| Problem |
Leaving out the images, return the data below exactly as it is written.

| Record set |
※

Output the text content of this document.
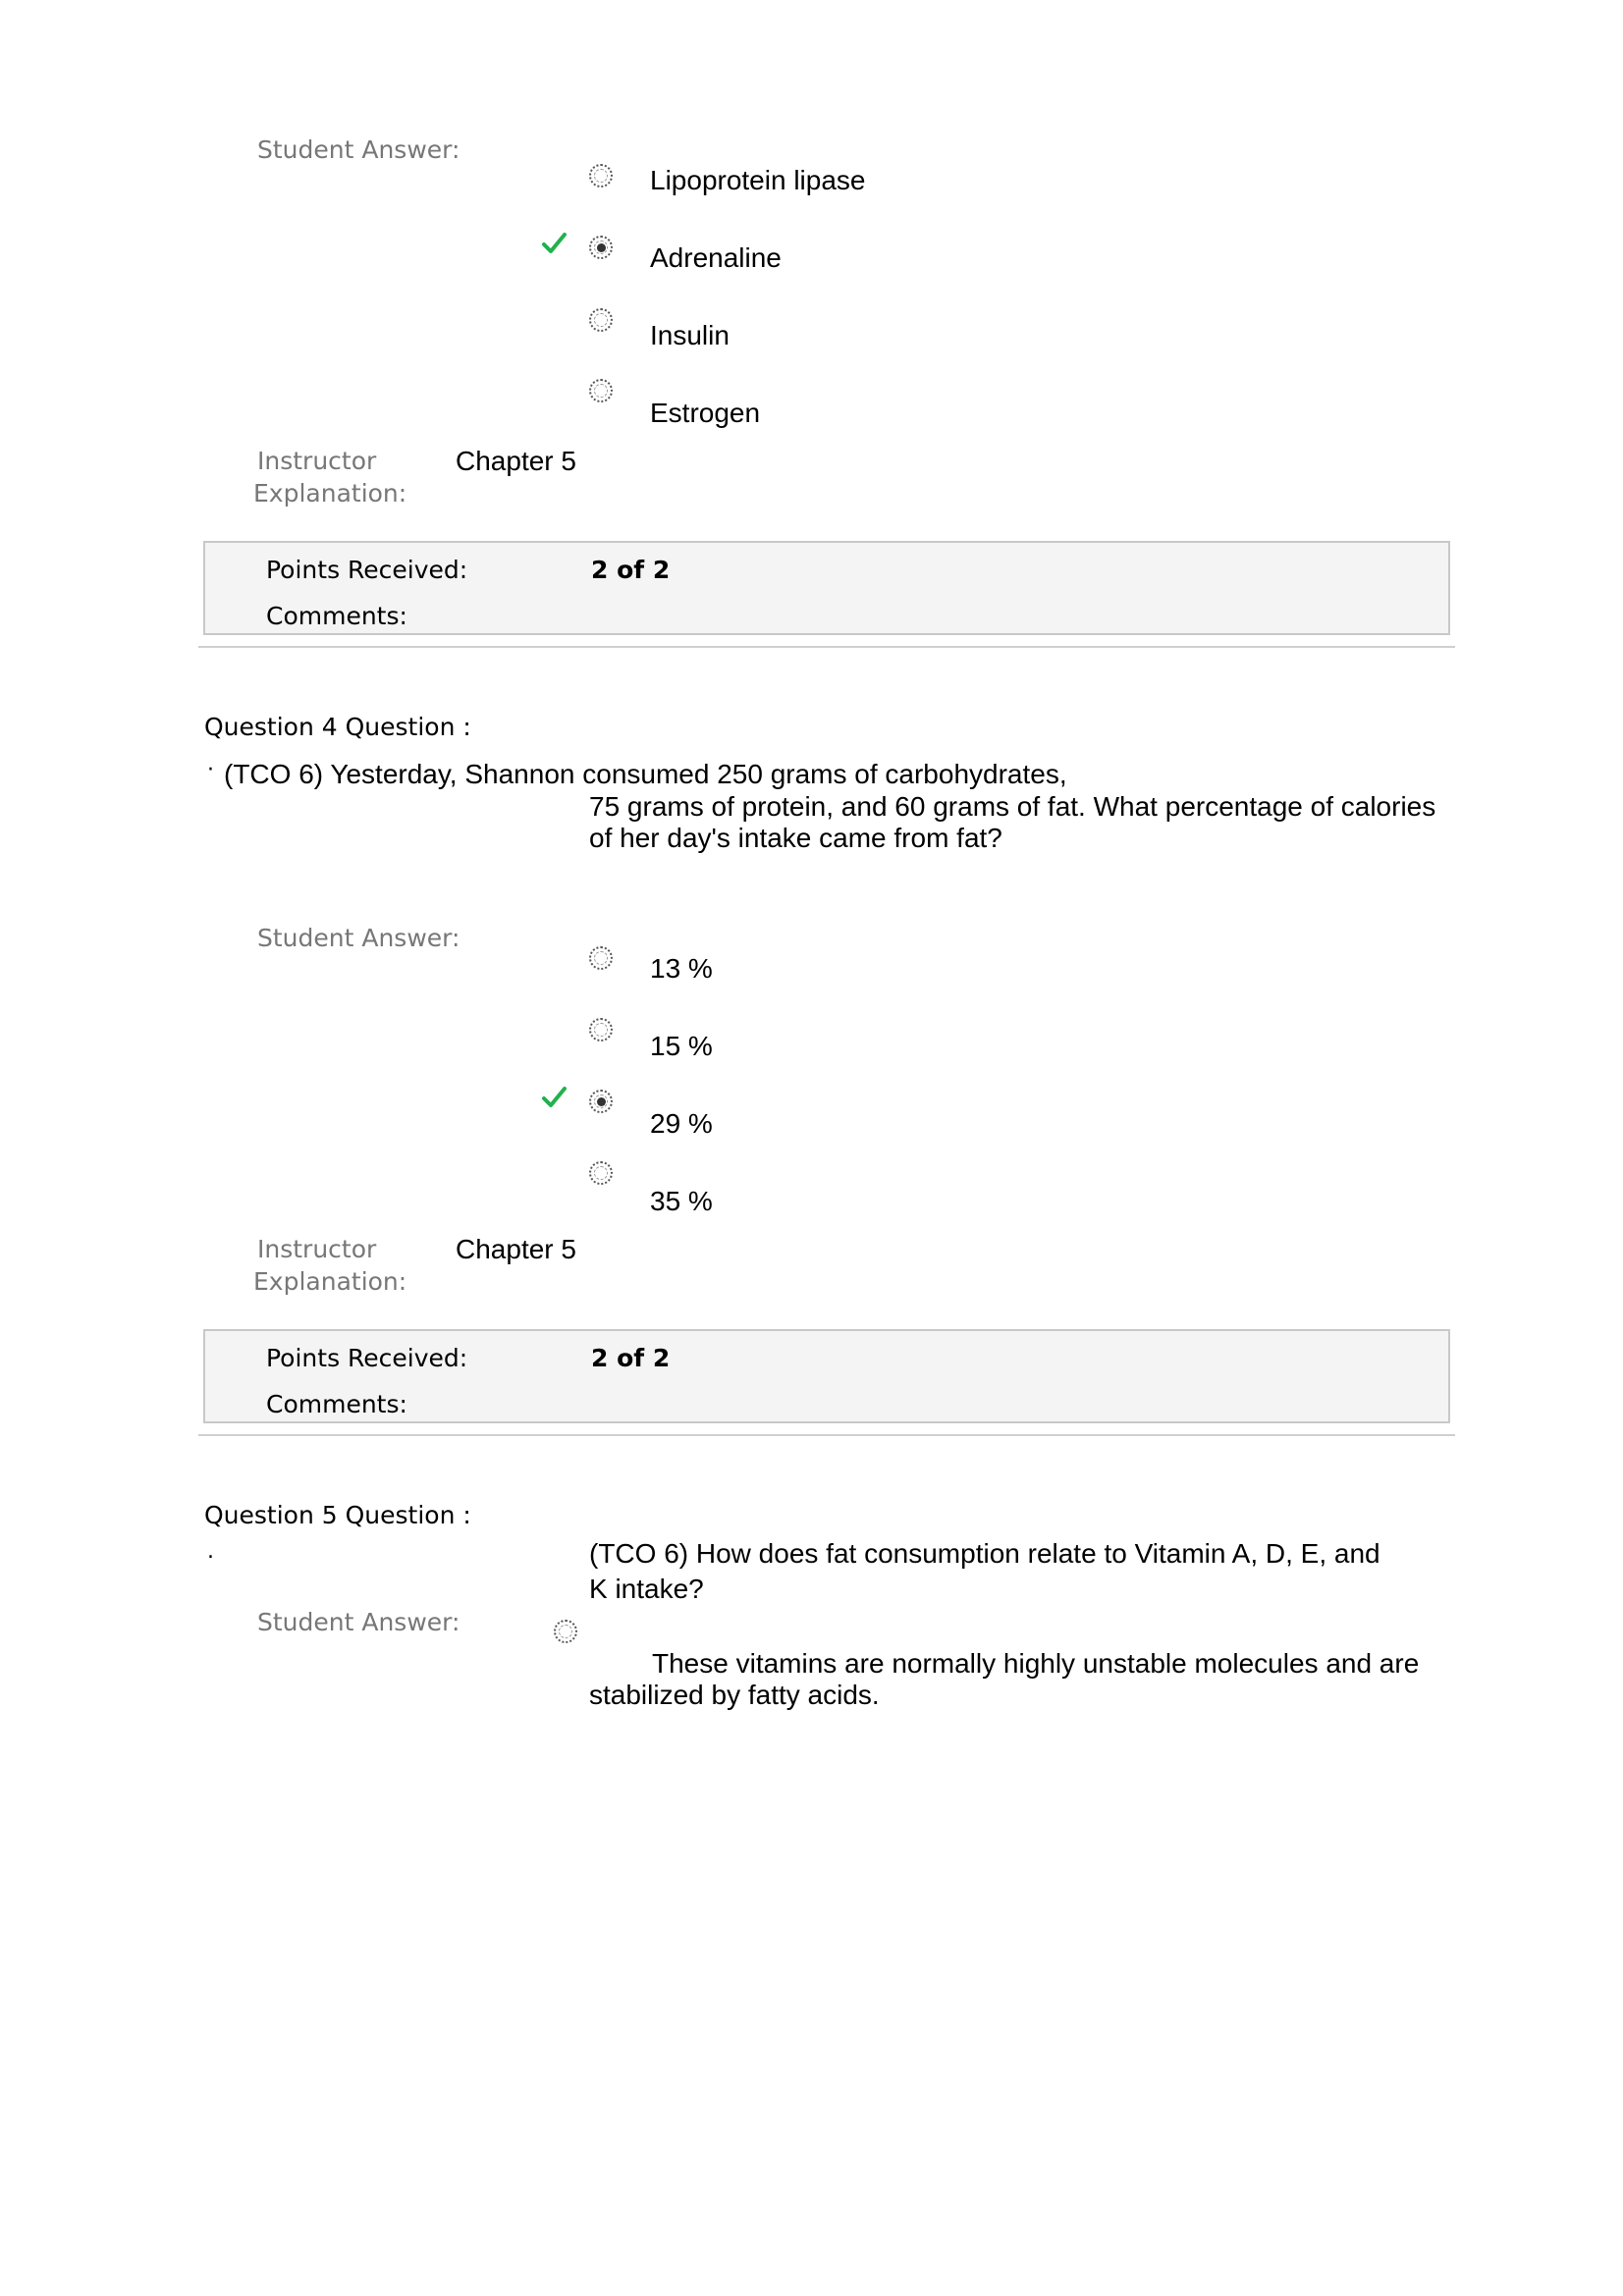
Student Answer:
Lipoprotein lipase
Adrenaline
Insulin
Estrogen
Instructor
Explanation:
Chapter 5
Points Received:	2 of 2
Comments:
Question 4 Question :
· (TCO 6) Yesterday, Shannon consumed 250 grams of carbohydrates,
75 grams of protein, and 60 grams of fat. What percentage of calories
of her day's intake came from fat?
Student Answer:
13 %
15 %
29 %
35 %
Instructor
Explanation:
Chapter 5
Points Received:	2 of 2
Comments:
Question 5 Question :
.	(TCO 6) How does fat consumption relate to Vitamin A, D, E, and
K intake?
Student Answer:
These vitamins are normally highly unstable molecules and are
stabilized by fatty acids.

※

| Completed exercise |
Output the text content of this document.
Student Answer:
Lipoprotein lipase
Adrenaline
Insulin
Estrogen
Instructor
Explanation:
Chapter 5
Points Received:	2 of 2
Comments:
Question 4 Question :
· (TCO 6) Yesterday, Shannon consumed 250 grams of carbohydrates,
75 grams of protein, and 60 grams of fat. What percentage of calories
of her day's intake came from fat?
Student Answer:
13 %
15 %
29 %
35 %
Instructor
Explanation:
Chapter 5
Points Received:	2 of 2
Comments:
Question 5 Question :
.	(TCO 6) How does fat consumption relate to Vitamin A, D, E, and
K intake?
Student Answer:
These vitamins are normally highly unstable molecules and are
stabilized by fatty acids.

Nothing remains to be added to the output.